[Collected data]
'''
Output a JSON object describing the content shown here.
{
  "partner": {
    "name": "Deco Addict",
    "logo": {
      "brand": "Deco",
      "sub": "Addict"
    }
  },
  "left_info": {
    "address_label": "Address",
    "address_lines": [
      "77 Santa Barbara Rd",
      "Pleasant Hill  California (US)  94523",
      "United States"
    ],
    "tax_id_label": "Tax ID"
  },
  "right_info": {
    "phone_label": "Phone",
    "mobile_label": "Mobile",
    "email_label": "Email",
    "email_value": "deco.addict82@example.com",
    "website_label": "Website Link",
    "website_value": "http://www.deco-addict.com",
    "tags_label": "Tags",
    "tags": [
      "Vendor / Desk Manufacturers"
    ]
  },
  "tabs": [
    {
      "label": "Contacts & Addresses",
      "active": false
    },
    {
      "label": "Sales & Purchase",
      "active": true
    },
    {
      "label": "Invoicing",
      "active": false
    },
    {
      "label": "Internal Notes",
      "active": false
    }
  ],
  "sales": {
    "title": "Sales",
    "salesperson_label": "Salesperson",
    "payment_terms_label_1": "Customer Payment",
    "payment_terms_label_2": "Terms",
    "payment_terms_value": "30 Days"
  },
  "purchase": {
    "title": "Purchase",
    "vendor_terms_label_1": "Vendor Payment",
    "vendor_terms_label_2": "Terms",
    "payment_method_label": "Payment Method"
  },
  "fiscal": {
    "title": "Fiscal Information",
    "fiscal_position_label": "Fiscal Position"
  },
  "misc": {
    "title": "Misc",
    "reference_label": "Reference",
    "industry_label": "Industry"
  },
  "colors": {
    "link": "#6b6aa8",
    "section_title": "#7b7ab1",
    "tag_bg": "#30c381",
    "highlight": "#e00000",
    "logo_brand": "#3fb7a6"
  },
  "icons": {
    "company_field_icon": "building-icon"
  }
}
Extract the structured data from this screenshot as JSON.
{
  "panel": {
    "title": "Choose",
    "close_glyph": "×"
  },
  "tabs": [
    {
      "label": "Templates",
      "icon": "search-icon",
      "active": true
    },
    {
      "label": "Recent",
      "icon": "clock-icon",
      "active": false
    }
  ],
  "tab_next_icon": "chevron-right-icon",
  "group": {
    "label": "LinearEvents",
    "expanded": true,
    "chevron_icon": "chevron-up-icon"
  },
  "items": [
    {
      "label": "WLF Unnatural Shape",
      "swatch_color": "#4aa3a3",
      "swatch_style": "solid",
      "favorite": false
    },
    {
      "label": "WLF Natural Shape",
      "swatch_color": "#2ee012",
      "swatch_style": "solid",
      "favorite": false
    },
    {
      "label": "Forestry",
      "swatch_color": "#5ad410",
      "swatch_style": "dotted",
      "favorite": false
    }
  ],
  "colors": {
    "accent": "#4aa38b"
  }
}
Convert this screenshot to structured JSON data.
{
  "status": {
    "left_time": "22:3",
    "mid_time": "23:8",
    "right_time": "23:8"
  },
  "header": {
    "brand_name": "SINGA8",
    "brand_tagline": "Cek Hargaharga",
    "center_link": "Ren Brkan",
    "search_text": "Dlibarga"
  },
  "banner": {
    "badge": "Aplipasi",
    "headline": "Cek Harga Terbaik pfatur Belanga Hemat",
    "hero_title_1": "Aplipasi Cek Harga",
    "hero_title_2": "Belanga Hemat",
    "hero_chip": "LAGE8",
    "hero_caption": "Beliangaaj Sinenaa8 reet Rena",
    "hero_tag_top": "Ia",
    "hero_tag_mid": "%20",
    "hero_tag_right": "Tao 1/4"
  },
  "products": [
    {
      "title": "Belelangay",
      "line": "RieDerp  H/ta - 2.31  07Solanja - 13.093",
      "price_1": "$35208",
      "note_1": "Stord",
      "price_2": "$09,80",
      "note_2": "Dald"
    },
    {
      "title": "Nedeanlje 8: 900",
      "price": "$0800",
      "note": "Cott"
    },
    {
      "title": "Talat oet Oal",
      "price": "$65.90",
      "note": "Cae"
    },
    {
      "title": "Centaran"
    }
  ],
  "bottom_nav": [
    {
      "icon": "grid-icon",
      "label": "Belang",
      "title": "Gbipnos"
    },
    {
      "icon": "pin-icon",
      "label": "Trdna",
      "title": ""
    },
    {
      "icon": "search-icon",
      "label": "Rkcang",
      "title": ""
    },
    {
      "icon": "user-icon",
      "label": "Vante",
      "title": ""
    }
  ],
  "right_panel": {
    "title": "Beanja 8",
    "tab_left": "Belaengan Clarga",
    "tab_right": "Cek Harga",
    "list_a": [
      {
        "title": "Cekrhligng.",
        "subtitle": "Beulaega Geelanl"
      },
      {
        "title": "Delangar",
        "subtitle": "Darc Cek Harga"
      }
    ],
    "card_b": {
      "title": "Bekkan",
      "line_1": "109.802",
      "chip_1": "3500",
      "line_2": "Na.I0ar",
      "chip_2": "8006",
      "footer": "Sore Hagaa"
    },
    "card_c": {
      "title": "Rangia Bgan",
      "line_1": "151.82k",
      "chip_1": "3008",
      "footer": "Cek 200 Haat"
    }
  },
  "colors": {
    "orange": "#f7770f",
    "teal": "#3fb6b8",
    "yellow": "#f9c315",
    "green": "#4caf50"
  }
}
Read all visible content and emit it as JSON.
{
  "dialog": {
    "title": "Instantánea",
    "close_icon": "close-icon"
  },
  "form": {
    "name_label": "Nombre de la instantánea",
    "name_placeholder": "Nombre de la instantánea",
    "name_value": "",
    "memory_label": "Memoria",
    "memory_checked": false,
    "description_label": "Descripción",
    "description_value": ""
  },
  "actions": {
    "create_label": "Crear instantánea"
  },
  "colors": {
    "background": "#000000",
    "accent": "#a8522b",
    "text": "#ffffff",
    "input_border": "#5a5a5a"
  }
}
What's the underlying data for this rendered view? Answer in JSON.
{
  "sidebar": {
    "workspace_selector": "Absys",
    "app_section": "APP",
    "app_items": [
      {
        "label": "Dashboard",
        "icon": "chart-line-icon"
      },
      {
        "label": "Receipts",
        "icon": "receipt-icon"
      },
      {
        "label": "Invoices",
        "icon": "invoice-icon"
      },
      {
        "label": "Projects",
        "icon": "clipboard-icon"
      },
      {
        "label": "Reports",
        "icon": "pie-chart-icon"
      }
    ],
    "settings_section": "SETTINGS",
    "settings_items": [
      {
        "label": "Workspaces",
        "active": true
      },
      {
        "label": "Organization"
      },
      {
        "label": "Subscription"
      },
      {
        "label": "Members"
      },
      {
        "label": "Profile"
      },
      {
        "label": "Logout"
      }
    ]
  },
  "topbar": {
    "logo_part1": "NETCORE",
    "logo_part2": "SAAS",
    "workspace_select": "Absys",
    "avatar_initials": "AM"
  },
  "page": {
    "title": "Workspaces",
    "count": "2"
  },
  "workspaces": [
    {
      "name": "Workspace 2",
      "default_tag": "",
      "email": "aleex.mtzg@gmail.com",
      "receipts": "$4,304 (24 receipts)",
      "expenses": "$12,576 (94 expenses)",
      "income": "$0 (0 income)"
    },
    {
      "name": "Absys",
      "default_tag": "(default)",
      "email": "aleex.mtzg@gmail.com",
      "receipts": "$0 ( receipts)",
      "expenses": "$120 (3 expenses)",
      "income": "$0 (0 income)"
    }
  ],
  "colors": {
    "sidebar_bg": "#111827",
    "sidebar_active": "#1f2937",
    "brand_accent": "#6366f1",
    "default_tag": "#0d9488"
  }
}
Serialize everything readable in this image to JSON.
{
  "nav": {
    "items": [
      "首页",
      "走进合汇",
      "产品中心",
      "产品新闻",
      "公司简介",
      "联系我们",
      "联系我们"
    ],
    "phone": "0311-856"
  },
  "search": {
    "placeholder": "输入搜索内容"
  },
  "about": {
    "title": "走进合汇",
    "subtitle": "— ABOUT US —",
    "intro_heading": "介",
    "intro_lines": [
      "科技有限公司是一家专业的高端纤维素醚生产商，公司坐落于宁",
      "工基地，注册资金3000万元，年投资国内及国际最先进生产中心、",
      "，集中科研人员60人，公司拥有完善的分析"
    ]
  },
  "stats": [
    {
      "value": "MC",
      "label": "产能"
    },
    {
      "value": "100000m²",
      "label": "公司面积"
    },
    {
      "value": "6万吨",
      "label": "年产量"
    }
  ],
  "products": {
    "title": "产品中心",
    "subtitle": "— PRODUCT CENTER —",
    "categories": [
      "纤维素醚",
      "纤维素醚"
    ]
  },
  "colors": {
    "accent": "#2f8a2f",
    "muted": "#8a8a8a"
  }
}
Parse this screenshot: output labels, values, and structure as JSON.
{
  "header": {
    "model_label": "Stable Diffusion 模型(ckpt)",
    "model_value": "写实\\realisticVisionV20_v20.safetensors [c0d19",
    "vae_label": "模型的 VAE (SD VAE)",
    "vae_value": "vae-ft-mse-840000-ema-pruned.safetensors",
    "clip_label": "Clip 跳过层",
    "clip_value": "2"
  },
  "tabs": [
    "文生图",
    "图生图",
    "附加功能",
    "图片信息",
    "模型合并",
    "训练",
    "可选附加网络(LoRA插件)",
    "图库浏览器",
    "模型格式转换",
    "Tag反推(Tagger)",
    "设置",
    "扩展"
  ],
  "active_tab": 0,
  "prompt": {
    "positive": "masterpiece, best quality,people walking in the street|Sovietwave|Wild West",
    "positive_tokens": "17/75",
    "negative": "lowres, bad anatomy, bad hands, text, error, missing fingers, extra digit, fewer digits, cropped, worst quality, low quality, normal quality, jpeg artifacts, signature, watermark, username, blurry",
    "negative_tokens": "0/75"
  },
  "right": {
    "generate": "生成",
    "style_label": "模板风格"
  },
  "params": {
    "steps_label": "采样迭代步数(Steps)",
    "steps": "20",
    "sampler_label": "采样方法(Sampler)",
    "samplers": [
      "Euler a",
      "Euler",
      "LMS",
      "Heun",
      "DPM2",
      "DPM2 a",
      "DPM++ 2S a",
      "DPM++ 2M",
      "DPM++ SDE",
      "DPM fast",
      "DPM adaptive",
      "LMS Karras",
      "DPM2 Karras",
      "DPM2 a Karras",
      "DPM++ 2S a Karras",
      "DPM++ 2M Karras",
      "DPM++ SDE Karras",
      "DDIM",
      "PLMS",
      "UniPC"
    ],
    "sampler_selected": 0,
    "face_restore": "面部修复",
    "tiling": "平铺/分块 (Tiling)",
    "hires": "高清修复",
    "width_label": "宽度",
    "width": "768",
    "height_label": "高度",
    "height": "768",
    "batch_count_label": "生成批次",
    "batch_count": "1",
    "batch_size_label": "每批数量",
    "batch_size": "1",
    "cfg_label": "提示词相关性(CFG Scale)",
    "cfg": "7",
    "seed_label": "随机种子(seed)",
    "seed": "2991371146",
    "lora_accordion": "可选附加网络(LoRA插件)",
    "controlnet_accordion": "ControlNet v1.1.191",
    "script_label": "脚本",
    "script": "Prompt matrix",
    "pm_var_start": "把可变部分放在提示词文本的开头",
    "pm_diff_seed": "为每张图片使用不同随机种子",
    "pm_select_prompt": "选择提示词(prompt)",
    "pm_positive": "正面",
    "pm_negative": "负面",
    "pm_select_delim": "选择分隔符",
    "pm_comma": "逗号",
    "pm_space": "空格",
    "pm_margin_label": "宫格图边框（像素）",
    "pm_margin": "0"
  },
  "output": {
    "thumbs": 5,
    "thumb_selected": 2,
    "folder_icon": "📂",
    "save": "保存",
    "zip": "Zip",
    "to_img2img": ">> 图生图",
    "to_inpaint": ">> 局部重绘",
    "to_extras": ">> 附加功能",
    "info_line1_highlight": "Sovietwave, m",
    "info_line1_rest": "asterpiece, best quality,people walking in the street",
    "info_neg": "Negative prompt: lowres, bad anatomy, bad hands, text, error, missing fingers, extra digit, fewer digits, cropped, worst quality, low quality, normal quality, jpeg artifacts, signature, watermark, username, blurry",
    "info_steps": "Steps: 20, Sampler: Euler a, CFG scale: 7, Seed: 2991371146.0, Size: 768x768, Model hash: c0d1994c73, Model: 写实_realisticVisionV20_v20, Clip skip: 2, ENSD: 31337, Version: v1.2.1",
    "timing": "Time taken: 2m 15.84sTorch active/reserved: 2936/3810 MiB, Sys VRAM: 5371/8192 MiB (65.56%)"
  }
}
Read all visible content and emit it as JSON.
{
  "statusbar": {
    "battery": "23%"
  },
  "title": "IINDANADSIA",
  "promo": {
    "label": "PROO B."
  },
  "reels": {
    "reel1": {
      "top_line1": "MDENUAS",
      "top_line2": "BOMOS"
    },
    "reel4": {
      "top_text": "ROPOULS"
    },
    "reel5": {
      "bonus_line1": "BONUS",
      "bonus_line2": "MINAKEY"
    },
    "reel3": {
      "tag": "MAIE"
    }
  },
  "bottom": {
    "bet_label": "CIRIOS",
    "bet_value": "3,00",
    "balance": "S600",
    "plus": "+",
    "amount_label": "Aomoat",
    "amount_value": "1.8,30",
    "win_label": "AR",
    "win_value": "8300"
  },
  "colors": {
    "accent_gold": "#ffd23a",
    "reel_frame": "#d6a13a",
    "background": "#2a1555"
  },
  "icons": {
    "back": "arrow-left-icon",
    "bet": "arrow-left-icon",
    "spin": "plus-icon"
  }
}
'''
• What you have to do:
Return the number of lines that include the word "best", and nothing else.

• Written solution:
2